## REQUIRED TASK
Please transcribe the data below exactly. Leave the pictures out.
:::::
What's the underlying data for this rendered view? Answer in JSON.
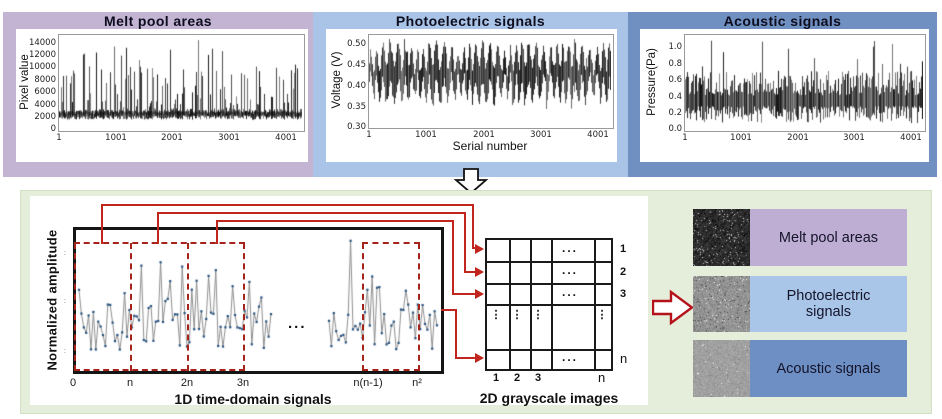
{
  "top_panels": [
    {
      "title": "Melt pool areas",
      "ylabel": "Pixel value",
      "yticks": [
        "14000",
        "12000",
        "10000",
        "8000",
        "6000",
        "4000",
        "2000",
        "0"
      ],
      "xticks": [
        "1",
        "1001",
        "2001",
        "3001",
        "4001"
      ]
    },
    {
      "title": "Photoelectric signals",
      "ylabel": "Voltage (V)",
      "yticks": [
        "0.50",
        "0.45",
        "0.40",
        "0.35",
        "0.30"
      ],
      "xticks": [
        "1",
        "1001",
        "2001",
        "3001",
        "4001"
      ],
      "xlabel": "Serial number"
    },
    {
      "title": "Acoustic signals",
      "ylabel": "Pressure(Pa)",
      "yticks": [
        "1.0",
        "0.8",
        "0.6",
        "0.4",
        "0.2",
        "0.0"
      ],
      "xticks": [
        "1",
        "1001",
        "2001",
        "3001",
        "4001"
      ]
    }
  ],
  "bottom": {
    "plot": {
      "ylabel": "Normalized amplitude",
      "xlabel": "1D time-domain signals",
      "xticks": [
        "0",
        "n",
        "2n",
        "3n",
        "n(n-1)",
        "n²"
      ],
      "ellipsis": "..."
    },
    "grid": {
      "caption": "2D grayscale images",
      "row_labels": [
        "1",
        "2",
        "3",
        "n"
      ],
      "col_labels": [
        "1",
        "2",
        "3",
        "n"
      ],
      "ellipsis_h": "...",
      "ellipsis_v": "⋮"
    },
    "outputs": [
      {
        "label": "Melt pool areas"
      },
      {
        "label": "Photoelectric signals"
      },
      {
        "label": "Acoustic signals"
      }
    ]
  },
  "colors": {
    "lavender": "#c3b4d4",
    "light_blue": "#a9c4e6",
    "steel_blue": "#7090c2",
    "steel_blue_band": "#6d8fc4",
    "green_background": "#e4eeda",
    "red_connector": "#c2251d",
    "dark_red_dashed": "#a6231c"
  },
  "chart_data": [
    {
      "type": "line",
      "title": "Melt pool areas",
      "ylabel": "Pixel value",
      "xticks": [
        1,
        1001,
        2001,
        3001,
        4001
      ],
      "yticks": [
        0,
        2000,
        4000,
        6000,
        8000,
        10000,
        12000,
        14000
      ],
      "xrange": [
        1,
        4200
      ],
      "ylim": [
        0,
        14500
      ],
      "series_description": "dense noisy spike train; baseline ~2000 pixel value; frequent spikes 4000-11000; maximum spike ~14300 near serial 2400; spikes ~12800 near serials 2600-2750"
    },
    {
      "type": "line",
      "title": "Photoelectric signals",
      "xlabel": "Serial number",
      "ylabel": "Voltage (V)",
      "xticks": [
        1,
        1001,
        2001,
        3001,
        4001
      ],
      "yticks": [
        0.3,
        0.35,
        0.4,
        0.45,
        0.5
      ],
      "xrange": [
        1,
        4200
      ],
      "ylim": [
        0.3,
        0.52
      ],
      "series_description": "quasi-periodic oscillation between ~0.38 V and ~0.50 V around mean ~0.43 V, occasional dips to ~0.34 V and peaks to ~0.52 V"
    },
    {
      "type": "line",
      "title": "Acoustic signals",
      "ylabel": "Pressure(Pa)",
      "xticks": [
        1,
        1001,
        2001,
        3001,
        4001
      ],
      "yticks": [
        0.0,
        0.2,
        0.4,
        0.6,
        0.8,
        1.0
      ],
      "xrange": [
        1,
        4200
      ],
      "ylim": [
        0,
        1.15
      ],
      "series_description": "broadband noise centered ~0.33 Pa with spikes up to ~1.1 Pa"
    },
    {
      "type": "line",
      "title": "1D time-domain signals",
      "ylabel": "Normalized amplitude",
      "xticks": [
        "0",
        "n",
        "2n",
        "3n",
        "n(n-1)",
        "n²"
      ],
      "ylim": [
        0,
        1
      ],
      "series_description": "normalized noisy waveform with square point markers; red dashed boxes mark segments [0,n],[n,2n],[2n,3n],[n(n-1),n²]; ellipsis gap between 3n and n(n-1); each segment maps to one row of the 2D grayscale image grid"
    }
  ]
}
:::::
## IN RESPONSE
What's the underlying data for this rendered view? Answer in JSON.
{
  "top_panels": [
    {
      "title": "Melt pool areas",
      "ylabel": "Pixel value",
      "yticks": [
        "14000",
        "12000",
        "10000",
        "8000",
        "6000",
        "4000",
        "2000",
        "0"
      ],
      "xticks": [
        "1",
        "1001",
        "2001",
        "3001",
        "4001"
      ]
    },
    {
      "title": "Photoelectric signals",
      "ylabel": "Voltage (V)",
      "yticks": [
        "0.50",
        "0.45",
        "0.40",
        "0.35",
        "0.30"
      ],
      "xticks": [
        "1",
        "1001",
        "2001",
        "3001",
        "4001"
      ],
      "xlabel": "Serial number"
    },
    {
      "title": "Acoustic signals",
      "ylabel": "Pressure(Pa)",
      "yticks": [
        "1.0",
        "0.8",
        "0.6",
        "0.4",
        "0.2",
        "0.0"
      ],
      "xticks": [
        "1",
        "1001",
        "2001",
        "3001",
        "4001"
      ]
    }
  ],
  "bottom": {
    "plot": {
      "ylabel": "Normalized amplitude",
      "xlabel": "1D time-domain signals",
      "xticks": [
        "0",
        "n",
        "2n",
        "3n",
        "n(n-1)",
        "n²"
      ],
      "ellipsis": "..."
    },
    "grid": {
      "caption": "2D grayscale images",
      "row_labels": [
        "1",
        "2",
        "3",
        "n"
      ],
      "col_labels": [
        "1",
        "2",
        "3",
        "n"
      ],
      "ellipsis_h": "...",
      "ellipsis_v": "⋮"
    },
    "outputs": [
      {
        "label": "Melt pool areas"
      },
      {
        "label": "Photoelectric signals"
      },
      {
        "label": "Acoustic signals"
      }
    ]
  },
  "colors": {
    "lavender": "#c3b4d4",
    "light_blue": "#a9c4e6",
    "steel_blue": "#7090c2",
    "steel_blue_band": "#6d8fc4",
    "green_background": "#e4eeda",
    "red_connector": "#c2251d",
    "dark_red_dashed": "#a6231c"
  },
  "chart_data": [
    {
      "type": "line",
      "title": "Melt pool areas",
      "ylabel": "Pixel value",
      "xticks": [
        1,
        1001,
        2001,
        3001,
        4001
      ],
      "yticks": [
        0,
        2000,
        4000,
        6000,
        8000,
        10000,
        12000,
        14000
      ],
      "xrange": [
        1,
        4200
      ],
      "ylim": [
        0,
        14500
      ],
      "series_description": "dense noisy spike train; baseline ~2000 pixel value; frequent spikes 4000-11000; maximum spike ~14300 near serial 2400; spikes ~12800 near serials 2600-2750"
    },
    {
      "type": "line",
      "title": "Photoelectric signals",
      "xlabel": "Serial number",
      "ylabel": "Voltage (V)",
      "xticks": [
        1,
        1001,
        2001,
        3001,
        4001
      ],
      "yticks": [
        0.3,
        0.35,
        0.4,
        0.45,
        0.5
      ],
      "xrange": [
        1,
        4200
      ],
      "ylim": [
        0.3,
        0.52
      ],
      "series_description": "quasi-periodic oscillation between ~0.38 V and ~0.50 V around mean ~0.43 V, occasional dips to ~0.34 V and peaks to ~0.52 V"
    },
    {
      "type": "line",
      "title": "Acoustic signals",
      "ylabel": "Pressure(Pa)",
      "xticks": [
        1,
        1001,
        2001,
        3001,
        4001
      ],
      "yticks": [
        0.0,
        0.2,
        0.4,
        0.6,
        0.8,
        1.0
      ],
      "xrange": [
        1,
        4200
      ],
      "ylim": [
        0,
        1.15
      ],
      "series_description": "broadband noise centered ~0.33 Pa with spikes up to ~1.1 Pa"
    },
    {
      "type": "line",
      "title": "1D time-domain signals",
      "ylabel": "Normalized amplitude",
      "xticks": [
        "0",
        "n",
        "2n",
        "3n",
        "n(n-1)",
        "n²"
      ],
      "ylim": [
        0,
        1
      ],
      "series_description": "normalized noisy waveform with square point markers; red dashed boxes mark segments [0,n],[n,2n],[2n,3n],[n(n-1),n²]; ellipsis gap between 3n and n(n-1); each segment maps to one row of the 2D grayscale image grid"
    }
  ]
}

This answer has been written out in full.